**Task prompt**
Write out each entry, exactly the way it appears.

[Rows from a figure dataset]
--------------------------------------------------

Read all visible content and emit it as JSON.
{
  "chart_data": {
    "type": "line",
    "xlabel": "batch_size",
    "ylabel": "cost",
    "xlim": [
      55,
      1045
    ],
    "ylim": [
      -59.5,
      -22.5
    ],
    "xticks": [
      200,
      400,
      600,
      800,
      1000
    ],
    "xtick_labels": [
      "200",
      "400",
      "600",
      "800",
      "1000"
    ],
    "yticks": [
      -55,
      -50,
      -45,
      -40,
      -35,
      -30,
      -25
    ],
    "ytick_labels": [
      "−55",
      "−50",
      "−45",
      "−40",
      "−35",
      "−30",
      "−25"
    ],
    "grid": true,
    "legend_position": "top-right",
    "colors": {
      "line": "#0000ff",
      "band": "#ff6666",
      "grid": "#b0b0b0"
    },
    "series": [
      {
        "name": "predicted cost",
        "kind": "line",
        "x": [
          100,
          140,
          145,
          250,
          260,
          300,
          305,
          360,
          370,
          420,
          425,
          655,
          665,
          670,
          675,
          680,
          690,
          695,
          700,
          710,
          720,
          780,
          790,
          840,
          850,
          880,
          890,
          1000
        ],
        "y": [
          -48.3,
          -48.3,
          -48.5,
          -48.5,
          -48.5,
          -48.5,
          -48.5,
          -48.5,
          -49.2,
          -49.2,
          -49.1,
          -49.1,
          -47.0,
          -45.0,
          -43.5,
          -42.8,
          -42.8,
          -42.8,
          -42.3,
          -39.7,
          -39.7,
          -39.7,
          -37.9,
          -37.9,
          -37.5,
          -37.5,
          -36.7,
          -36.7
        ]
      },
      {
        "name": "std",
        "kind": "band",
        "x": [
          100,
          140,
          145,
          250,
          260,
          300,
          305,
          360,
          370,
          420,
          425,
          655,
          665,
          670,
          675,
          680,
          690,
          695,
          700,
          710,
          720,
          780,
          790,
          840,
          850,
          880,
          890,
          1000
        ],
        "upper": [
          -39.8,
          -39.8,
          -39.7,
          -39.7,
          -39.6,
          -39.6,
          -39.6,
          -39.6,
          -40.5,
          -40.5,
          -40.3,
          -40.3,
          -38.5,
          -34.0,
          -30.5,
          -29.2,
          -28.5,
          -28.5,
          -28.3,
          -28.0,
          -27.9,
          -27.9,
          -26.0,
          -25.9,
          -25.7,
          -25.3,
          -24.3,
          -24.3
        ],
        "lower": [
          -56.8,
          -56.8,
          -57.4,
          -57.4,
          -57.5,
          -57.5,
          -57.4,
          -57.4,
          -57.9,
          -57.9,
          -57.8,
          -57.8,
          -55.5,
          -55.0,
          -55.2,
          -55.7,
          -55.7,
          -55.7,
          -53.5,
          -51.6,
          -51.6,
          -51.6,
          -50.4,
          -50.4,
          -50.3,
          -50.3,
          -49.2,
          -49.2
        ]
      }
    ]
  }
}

--------------------------------------------------

**Solution to the problem**
Read all visible content and emit it as JSON.
{
  "chart_data": {
    "type": "line",
    "xlabel": "batch_size",
    "ylabel": "cost",
    "xlim": [
      55,
      1045
    ],
    "ylim": [
      -59.5,
      -22.5
    ],
    "xticks": [
      200,
      400,
      600,
      800,
      1000
    ],
    "xtick_labels": [
      "200",
      "400",
      "600",
      "800",
      "1000"
    ],
    "yticks": [
      -55,
      -50,
      -45,
      -40,
      -35,
      -30,
      -25
    ],
    "ytick_labels": [
      "−55",
      "−50",
      "−45",
      "−40",
      "−35",
      "−30",
      "−25"
    ],
    "grid": true,
    "legend_position": "top-right",
    "colors": {
      "line": "#0000ff",
      "band": "#ff6666",
      "grid": "#b0b0b0"
    },
    "series": [
      {
        "name": "predicted cost",
        "kind": "line",
        "x": [
          100,
          140,
          145,
          250,
          260,
          300,
          305,
          360,
          370,
          420,
          425,
          655,
          665,
          670,
          675,
          680,
          690,
          695,
          700,
          710,
          720,
          780,
          790,
          840,
          850,
          880,
          890,
          1000
        ],
        "y": [
          -48.3,
          -48.3,
          -48.5,
          -48.5,
          -48.5,
          -48.5,
          -48.5,
          -48.5,
          -49.2,
          -49.2,
          -49.1,
          -49.1,
          -47.0,
          -45.0,
          -43.5,
          -42.8,
          -42.8,
          -42.8,
          -42.3,
          -39.7,
          -39.7,
          -39.7,
          -37.9,
          -37.9,
          -37.5,
          -37.5,
          -36.7,
          -36.7
        ]
      },
      {
        "name": "std",
        "kind": "band",
        "x": [
          100,
          140,
          145,
          250,
          260,
          300,
          305,
          360,
          370,
          420,
          425,
          655,
          665,
          670,
          675,
          680,
          690,
          695,
          700,
          710,
          720,
          780,
          790,
          840,
          850,
          880,
          890,
          1000
        ],
        "upper": [
          -39.8,
          -39.8,
          -39.7,
          -39.7,
          -39.6,
          -39.6,
          -39.6,
          -39.6,
          -40.5,
          -40.5,
          -40.3,
          -40.3,
          -38.5,
          -34.0,
          -30.5,
          -29.2,
          -28.5,
          -28.5,
          -28.3,
          -28.0,
          -27.9,
          -27.9,
          -26.0,
          -25.9,
          -25.7,
          -25.3,
          -24.3,
          -24.3
        ],
        "lower": [
          -56.8,
          -56.8,
          -57.4,
          -57.4,
          -57.5,
          -57.5,
          -57.4,
          -57.4,
          -57.9,
          -57.9,
          -57.8,
          -57.8,
          -55.5,
          -55.0,
          -55.2,
          -55.7,
          -55.7,
          -55.7,
          -53.5,
          -51.6,
          -51.6,
          -51.6,
          -50.4,
          -50.4,
          -50.3,
          -50.3,
          -49.2,
          -49.2
        ]
      }
    ]
  }
}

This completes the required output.